TASK REQUIREMENTS: Retype all of the entries that appear below, keeping them exactly as they are.

□ □ □

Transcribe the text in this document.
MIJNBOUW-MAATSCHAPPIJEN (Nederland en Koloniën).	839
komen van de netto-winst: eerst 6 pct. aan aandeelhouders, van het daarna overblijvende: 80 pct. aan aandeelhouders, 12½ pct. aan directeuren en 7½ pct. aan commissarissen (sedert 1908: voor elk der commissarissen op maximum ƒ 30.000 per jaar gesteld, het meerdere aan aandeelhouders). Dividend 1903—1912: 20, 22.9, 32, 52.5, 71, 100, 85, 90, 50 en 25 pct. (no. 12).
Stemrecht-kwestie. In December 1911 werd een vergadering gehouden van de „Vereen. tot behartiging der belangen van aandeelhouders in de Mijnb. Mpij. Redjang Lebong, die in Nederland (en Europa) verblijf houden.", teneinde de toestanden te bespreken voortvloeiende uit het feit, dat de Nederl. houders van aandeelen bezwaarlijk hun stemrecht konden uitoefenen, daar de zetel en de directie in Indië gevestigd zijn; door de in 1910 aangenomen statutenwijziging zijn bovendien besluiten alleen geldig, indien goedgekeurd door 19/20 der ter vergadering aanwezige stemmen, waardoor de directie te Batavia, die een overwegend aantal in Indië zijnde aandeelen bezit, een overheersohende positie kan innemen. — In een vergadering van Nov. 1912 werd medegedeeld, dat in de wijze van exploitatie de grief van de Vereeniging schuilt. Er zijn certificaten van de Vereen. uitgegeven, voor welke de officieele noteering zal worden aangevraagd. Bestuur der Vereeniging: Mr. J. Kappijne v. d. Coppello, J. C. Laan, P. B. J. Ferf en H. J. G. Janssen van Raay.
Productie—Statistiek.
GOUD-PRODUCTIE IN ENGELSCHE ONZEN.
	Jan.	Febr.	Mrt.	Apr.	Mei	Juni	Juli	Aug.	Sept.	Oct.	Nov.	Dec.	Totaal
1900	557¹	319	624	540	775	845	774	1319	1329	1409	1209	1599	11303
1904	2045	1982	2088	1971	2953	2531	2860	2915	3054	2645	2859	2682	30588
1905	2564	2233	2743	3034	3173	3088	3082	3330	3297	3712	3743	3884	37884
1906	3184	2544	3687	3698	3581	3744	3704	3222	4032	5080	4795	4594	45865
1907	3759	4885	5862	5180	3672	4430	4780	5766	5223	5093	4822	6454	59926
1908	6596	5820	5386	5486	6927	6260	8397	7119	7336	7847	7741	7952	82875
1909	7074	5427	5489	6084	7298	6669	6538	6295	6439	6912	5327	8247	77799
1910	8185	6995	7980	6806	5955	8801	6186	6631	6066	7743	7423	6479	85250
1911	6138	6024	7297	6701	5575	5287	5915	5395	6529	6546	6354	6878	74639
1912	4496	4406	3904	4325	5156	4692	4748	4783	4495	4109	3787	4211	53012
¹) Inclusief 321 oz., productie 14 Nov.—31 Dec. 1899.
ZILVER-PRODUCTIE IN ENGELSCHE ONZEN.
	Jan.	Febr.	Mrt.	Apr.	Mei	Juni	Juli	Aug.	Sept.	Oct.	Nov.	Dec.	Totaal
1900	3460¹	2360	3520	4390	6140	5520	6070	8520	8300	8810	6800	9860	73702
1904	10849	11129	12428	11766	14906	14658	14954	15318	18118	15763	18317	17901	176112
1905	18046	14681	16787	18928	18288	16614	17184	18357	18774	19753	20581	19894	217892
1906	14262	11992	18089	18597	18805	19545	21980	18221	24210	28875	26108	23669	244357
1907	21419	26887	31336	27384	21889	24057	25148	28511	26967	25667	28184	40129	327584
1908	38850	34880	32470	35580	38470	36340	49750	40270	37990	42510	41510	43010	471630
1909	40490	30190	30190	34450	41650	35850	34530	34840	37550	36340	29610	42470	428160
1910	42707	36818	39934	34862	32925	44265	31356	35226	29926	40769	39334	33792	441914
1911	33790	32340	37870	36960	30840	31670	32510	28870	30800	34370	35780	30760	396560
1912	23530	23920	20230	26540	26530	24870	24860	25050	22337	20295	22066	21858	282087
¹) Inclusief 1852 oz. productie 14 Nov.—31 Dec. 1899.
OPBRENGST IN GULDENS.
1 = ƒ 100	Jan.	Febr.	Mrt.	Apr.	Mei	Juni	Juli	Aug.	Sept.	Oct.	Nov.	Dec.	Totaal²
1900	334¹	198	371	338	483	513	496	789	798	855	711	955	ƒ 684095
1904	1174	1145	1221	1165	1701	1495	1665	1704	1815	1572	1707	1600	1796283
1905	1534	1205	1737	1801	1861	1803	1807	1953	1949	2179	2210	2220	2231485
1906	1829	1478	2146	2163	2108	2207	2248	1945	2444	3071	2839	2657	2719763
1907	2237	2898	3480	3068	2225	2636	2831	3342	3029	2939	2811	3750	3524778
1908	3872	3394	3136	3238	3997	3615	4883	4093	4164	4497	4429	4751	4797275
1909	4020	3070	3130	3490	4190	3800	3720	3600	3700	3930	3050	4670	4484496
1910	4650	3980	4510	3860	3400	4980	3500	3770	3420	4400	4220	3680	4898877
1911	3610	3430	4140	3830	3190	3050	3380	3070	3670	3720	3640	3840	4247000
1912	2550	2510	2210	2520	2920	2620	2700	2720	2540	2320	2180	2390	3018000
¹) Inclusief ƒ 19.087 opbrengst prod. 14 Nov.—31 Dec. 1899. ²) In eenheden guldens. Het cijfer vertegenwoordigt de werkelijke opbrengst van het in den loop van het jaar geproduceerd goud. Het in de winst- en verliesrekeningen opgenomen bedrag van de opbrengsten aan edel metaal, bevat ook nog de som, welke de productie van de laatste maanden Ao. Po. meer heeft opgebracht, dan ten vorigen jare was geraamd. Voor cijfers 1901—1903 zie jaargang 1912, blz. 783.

□ □ □

TASK ANSWER:
Transcribe the text in this document.
MIJNBOUW-MAATSCHAPPIJEN (Nederland en Koloniën).	839
komen van de netto-winst: eerst 6 pct. aan aandeelhouders, van het daarna overblijvende: 80 pct. aan aandeelhouders, 12½ pct. aan directeuren en 7½ pct. aan commissarissen (sedert 1908: voor elk der commissarissen op maximum ƒ 30.000 per jaar gesteld, het meerdere aan aandeelhouders). Dividend 1903—1912: 20, 22.9, 32, 52.5, 71, 100, 85, 90, 50 en 25 pct. (no. 12).
Stemrecht-kwestie. In December 1911 werd een vergadering gehouden van de „Vereen. tot behartiging der belangen van aandeelhouders in de Mijnb. Mpij. Redjang Lebong, die in Nederland (en Europa) verblijf houden.", teneinde de toestanden te bespreken voortvloeiende uit het feit, dat de Nederl. houders van aandeelen bezwaarlijk hun stemrecht konden uitoefenen, daar de zetel en de directie in Indië gevestigd zijn; door de in 1910 aangenomen statutenwijziging zijn bovendien besluiten alleen geldig, indien goedgekeurd door 19/20 der ter vergadering aanwezige stemmen, waardoor de directie te Batavia, die een overwegend aantal in Indië zijnde aandeelen bezit, een overheersohende positie kan innemen. — In een vergadering van Nov. 1912 werd medegedeeld, dat in de wijze van exploitatie de grief van de Vereeniging schuilt. Er zijn certificaten van de Vereen. uitgegeven, voor welke de officieele noteering zal worden aangevraagd. Bestuur der Vereeniging: Mr. J. Kappijne v. d. Coppello, J. C. Laan, P. B. J. Ferf en H. J. G. Janssen van Raay.
Productie—Statistiek.
GOUD-PRODUCTIE IN ENGELSCHE ONZEN.
	Jan.	Febr.	Mrt.	Apr.	Mei	Juni	Juli	Aug.	Sept.	Oct.	Nov.	Dec.	Totaal
1900	557¹	319	624	540	775	845	774	1319	1329	1409	1209	1599	11303
1904	2045	1982	2088	1971	2953	2531	2860	2915	3054	2645	2859	2682	30588
1905	2564	2233	2743	3034	3173	3088	3082	3330	3297	3712	3743	3884	37884
1906	3184	2544	3687	3698	3581	3744	3704	3222	4032	5080	4795	4594	45865
1907	3759	4885	5862	5180	3672	4430	4780	5766	5223	5093	4822	6454	59926
1908	6596	5820	5386	5486	6927	6260	8397	7119	7336	7847	7741	7952	82875
1909	7074	5427	5489	6084	7298	6669	6538	6295	6439	6912	5327	8247	77799
1910	8185	6995	7980	6806	5955	8801	6186	6631	6066	7743	7423	6479	85250
1911	6138	6024	7297	6701	5575	5287	5915	5395	6529	6546	6354	6878	74639
1912	4496	4406	3904	4325	5156	4692	4748	4783	4495	4109	3787	4211	53012
¹) Inclusief 321 oz., productie 14 Nov.—31 Dec. 1899.
ZILVER-PRODUCTIE IN ENGELSCHE ONZEN.
	Jan.	Febr.	Mrt.	Apr.	Mei	Juni	Juli	Aug.	Sept.	Oct.	Nov.	Dec.	Totaal
1900	3460¹	2360	3520	4390	6140	5520	6070	8520	8300	8810	6800	9860	73702
1904	10849	11129	12428	11766	14906	14658	14954	15318	18118	15763	18317	17901	176112
1905	18046	14681	16787	18928	18288	16614	17184	18357	18774	19753	20581	19894	217892
1906	14262	11992	18089	18597	18805	19545	21980	18221	24210	28875	26108	23669	244357
1907	21419	26887	31336	27384	21889	24057	25148	28511	26967	25667	28184	40129	327584
1908	38850	34880	32470	35580	38470	36340	49750	40270	37990	42510	41510	43010	471630
1909	40490	30190	30190	34450	41650	35850	34530	34840	37550	36340	29610	42470	428160
1910	42707	36818	39934	34862	32925	44265	31356	35226	29926	40769	39334	33792	441914
1911	33790	32340	37870	36960	30840	31670	32510	28870	30800	34370	35780	30760	396560
1912	23530	23920	20230	26540	26530	24870	24860	25050	22337	20295	22066	21858	282087
¹) Inclusief 1852 oz. productie 14 Nov.—31 Dec. 1899.
OPBRENGST IN GULDENS.
1 = ƒ 100	Jan.	Febr.	Mrt.	Apr.	Mei	Juni	Juli	Aug.	Sept.	Oct.	Nov.	Dec.	Totaal²
1900	334¹	198	371	338	483	513	496	789	798	855	711	955	ƒ 684095
1904	1174	1145	1221	1165	1701	1495	1665	1704	1815	1572	1707	1600	1796283
1905	1534	1205	1737	1801	1861	1803	1807	1953	1949	2179	2210	2220	2231485
1906	1829	1478	2146	2163	2108	2207	2248	1945	2444	3071	2839	2657	2719763
1907	2237	2898	3480	3068	2225	2636	2831	3342	3029	2939	2811	3750	3524778
1908	3872	3394	3136	3238	3997	3615	4883	4093	4164	4497	4429	4751	4797275
1909	4020	3070	3130	3490	4190	3800	3720	3600	3700	3930	3050	4670	4484496
1910	4650	3980	4510	3860	3400	4980	3500	3770	3420	4400	4220	3680	4898877
1911	3610	3430	4140	3830	3190	3050	3380	3070	3670	3720	3640	3840	4247000
1912	2550	2510	2210	2520	2920	2620	2700	2720	2540	2320	2180	2390	3018000
¹) Inclusief ƒ 19.087 opbrengst prod. 14 Nov.—31 Dec. 1899. ²) In eenheden guldens. Het cijfer vertegenwoordigt de werkelijke opbrengst van het in den loop van het jaar geproduceerd goud. Het in de winst- en verliesrekeningen opgenomen bedrag van de opbrengsten aan edel metaal, bevat ook nog de som, welke de productie van de laatste maanden Ao. Po. meer heeft opgebracht, dan ten vorigen jare was geraamd. Voor cijfers 1901—1903 zie jaargang 1912, blz. 783.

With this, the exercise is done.